_Problems:_
1: Decide whether each statement agrees with the editing text, answering yes or no and quoting the deciding words from the text. (a) The 10% Solution trims a text by 10%. (b) The search begins with the syllable -ing. (c) A highlighted word that passes all three questions should be deleted.
2: Repeat the part of the editing text that begins at the words "Did I say it" and stops after the words "on Rand’s list.".
3: In one to three sentences, explain why the editing text says it is worth cutting word garbage from your writing.

_Text:_
━━━━━━━━
Are you verbose? If your verbiage is more reminiscent of James Joyce than Ernest Hemingway, you may scare off today’s readers (Whom do you know who has read Ulysses?) despite your brilliance. Cutting out word garbage can make your writing clearer and easier for readers to navigate. Important concepts won’t get lost amid the clutter.

The 10% Solution offers a clever, easy method for cutting 10% of your text without losing meaning.

Put your writing on a diet. The 10% Solution is an editing tool you use to find and excise redundancies, bloated language, and unnecessary modifiers, trimming any text by 10%.

Did I say it was easy? This diet is. All you do is enter each of Ken Rand’s suspect syllables one at a time into your word processor’s search function. Start with -ly. Your search guru will highlight every -ly in your text, such as “She ran quickly.” Consider each highlighted word and ask: In the sentence, is it 1)accurate, 2) clear, and 3) brief? If you answer yes to all three, keep the word. If not, change it to something better or delete it. For our example sentence, replace ran quickly with a single action verb such as sped or darted. Now do the same with each syllable on Rand’s list.
━━━━━━━━
_Data shown:_
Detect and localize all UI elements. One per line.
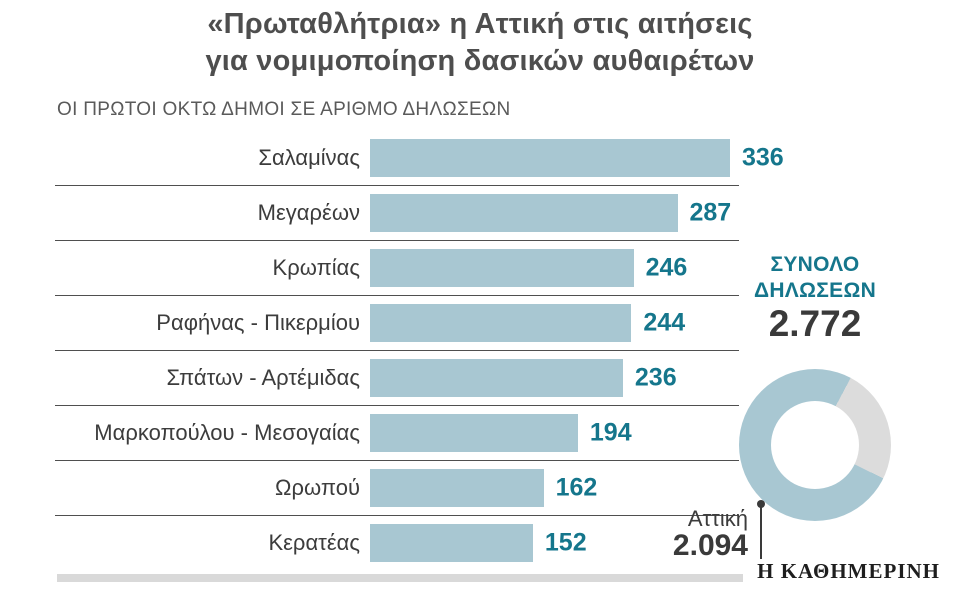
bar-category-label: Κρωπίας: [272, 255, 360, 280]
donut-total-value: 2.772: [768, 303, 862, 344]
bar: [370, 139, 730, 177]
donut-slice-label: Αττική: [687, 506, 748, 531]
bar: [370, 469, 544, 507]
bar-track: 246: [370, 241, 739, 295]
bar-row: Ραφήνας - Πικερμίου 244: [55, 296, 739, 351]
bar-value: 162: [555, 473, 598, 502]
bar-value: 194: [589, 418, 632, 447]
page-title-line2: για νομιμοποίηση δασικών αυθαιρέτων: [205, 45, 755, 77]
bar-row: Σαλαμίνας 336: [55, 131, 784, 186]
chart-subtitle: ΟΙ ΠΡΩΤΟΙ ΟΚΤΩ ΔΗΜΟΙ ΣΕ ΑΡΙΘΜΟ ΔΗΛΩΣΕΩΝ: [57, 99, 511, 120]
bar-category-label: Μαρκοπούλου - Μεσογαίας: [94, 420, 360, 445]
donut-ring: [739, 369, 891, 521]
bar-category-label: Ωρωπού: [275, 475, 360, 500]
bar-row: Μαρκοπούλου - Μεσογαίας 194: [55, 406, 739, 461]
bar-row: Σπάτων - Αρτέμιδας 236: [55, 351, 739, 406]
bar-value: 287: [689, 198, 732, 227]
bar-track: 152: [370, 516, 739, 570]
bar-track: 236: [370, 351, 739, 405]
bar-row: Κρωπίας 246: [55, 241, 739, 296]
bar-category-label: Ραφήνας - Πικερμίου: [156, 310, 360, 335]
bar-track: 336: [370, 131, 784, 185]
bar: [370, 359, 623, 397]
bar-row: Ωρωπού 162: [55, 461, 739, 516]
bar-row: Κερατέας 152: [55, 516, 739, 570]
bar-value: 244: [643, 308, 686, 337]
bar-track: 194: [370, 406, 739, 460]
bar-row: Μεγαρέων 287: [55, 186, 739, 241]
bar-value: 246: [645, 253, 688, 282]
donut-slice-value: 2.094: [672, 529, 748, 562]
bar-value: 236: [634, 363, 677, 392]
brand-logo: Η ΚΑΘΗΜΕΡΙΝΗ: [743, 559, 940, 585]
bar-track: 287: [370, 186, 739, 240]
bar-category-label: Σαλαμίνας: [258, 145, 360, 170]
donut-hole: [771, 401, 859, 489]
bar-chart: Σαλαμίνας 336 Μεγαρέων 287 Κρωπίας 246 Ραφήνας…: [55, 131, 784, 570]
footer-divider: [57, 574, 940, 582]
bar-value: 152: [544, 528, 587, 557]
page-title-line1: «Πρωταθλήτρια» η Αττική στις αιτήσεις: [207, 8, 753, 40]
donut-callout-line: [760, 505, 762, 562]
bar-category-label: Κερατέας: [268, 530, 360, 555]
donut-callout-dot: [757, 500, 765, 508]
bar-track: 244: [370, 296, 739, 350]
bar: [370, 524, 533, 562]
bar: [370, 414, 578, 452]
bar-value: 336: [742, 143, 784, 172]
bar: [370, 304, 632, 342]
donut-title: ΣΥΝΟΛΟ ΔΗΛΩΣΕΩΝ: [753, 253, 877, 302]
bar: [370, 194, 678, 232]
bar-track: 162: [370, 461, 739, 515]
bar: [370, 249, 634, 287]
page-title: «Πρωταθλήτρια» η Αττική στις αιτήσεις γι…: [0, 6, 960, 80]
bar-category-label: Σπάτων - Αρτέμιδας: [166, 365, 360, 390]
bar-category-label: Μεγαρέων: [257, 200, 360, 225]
━━━━━━━━
_Answers to each task:_
1:
(a) Yes: "trimming any text by 10%"
(b) No: "Start with -ly."
(c) No: "If you answer yes to all three, keep the word."

2:
Did I say it was easy? This diet is. All you do is enter each of Ken Rand’s suspect syllables one at a time into your word processor’s search function. Start with -ly. Your search guru will highlight every -ly in your text, such as “She ran quickly.” Consider each highlighted word and ask: In the sentence, is it 1)accurate, 2) clear, and 3) brief? If you answer yes to all three, keep the word. If not, change it to something better or delete it. For our example sentence, replace ran quickly with a single action verb such as sped or darted. Now do the same with each syllable on Rand’s list.

3: Cutting word garbage makes your writing clearer and easier for readers to navigate, so important concepts won't get lost amid the clutter. Wordy writing may also scare off today's readers.